##### ENTRIES PROVIDED #####

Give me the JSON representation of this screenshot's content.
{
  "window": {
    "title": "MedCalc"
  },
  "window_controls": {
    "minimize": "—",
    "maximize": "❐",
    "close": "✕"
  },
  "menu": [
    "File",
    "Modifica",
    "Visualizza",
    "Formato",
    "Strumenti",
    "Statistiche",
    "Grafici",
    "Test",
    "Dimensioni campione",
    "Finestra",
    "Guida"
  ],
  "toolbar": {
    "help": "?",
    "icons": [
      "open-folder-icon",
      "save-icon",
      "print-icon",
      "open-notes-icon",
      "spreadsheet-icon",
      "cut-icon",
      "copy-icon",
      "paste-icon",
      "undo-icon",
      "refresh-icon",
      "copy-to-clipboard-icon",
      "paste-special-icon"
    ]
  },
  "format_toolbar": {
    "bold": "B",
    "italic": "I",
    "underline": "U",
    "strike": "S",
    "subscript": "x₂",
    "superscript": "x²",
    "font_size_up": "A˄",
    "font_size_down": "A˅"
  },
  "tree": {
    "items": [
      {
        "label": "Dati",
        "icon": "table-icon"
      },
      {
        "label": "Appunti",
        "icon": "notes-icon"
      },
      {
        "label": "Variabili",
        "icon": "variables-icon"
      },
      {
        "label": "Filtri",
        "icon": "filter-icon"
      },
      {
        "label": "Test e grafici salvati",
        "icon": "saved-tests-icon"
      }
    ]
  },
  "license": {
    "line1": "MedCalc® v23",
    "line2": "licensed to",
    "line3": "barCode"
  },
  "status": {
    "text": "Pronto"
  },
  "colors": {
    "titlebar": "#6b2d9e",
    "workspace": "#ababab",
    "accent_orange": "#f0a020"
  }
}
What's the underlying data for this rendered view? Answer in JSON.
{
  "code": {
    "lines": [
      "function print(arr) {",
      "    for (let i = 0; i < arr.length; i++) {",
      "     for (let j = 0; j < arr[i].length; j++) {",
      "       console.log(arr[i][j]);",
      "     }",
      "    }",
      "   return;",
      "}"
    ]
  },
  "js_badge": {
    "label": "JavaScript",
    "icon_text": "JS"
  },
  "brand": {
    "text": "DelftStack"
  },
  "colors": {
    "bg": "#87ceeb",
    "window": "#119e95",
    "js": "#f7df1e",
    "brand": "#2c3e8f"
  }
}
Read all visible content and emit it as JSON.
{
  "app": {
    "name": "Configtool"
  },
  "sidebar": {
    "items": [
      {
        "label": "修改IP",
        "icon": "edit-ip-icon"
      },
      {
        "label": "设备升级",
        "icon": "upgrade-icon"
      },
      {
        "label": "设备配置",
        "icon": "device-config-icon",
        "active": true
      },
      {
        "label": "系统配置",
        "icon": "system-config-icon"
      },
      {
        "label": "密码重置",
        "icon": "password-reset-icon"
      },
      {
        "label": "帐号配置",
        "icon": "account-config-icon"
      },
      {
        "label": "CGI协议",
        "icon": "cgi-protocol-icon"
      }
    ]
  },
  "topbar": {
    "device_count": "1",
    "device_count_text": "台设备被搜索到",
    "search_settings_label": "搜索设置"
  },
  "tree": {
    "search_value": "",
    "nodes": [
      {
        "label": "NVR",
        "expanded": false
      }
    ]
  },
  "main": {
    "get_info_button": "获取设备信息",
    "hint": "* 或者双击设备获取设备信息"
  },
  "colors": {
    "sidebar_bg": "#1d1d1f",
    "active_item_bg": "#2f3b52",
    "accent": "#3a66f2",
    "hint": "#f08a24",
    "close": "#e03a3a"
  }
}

#####

• WORK TO COMPLETE
Copy out every line from the one containing "Read all visible content and emit it as JSON." to the end of the material, both ends included.

• ANSWER TO THIS PROBLEM
Read all visible content and emit it as JSON.
{
  "app": {
    "name": "Configtool"
  },
  "sidebar": {
    "items": [
      {
        "label": "修改IP",
        "icon": "edit-ip-icon"
      },
      {
        "label": "设备升级",
        "icon": "upgrade-icon"
      },
      {
        "label": "设备配置",
        "icon": "device-config-icon",
        "active": true
      },
      {
        "label": "系统配置",
        "icon": "system-config-icon"
      },
      {
        "label": "密码重置",
        "icon": "password-reset-icon"
      },
      {
        "label": "帐号配置",
        "icon": "account-config-icon"
      },
      {
        "label": "CGI协议",
        "icon": "cgi-protocol-icon"
      }
    ]
  },
  "topbar": {
    "device_count": "1",
    "device_count_text": "台设备被搜索到",
    "search_settings_label": "搜索设置"
  },
  "tree": {
    "search_value": "",
    "nodes": [
      {
        "label": "NVR",
        "expanded": false
      }
    ]
  },
  "main": {
    "get_info_button": "获取设备信息",
    "hint": "* 或者双击设备获取设备信息"
  },
  "colors": {
    "sidebar_bg": "#1d1d1f",
    "active_item_bg": "#2f3b52",
    "accent": "#3a66f2",
    "hint": "#f08a24",
    "close": "#e03a3a"
  }
}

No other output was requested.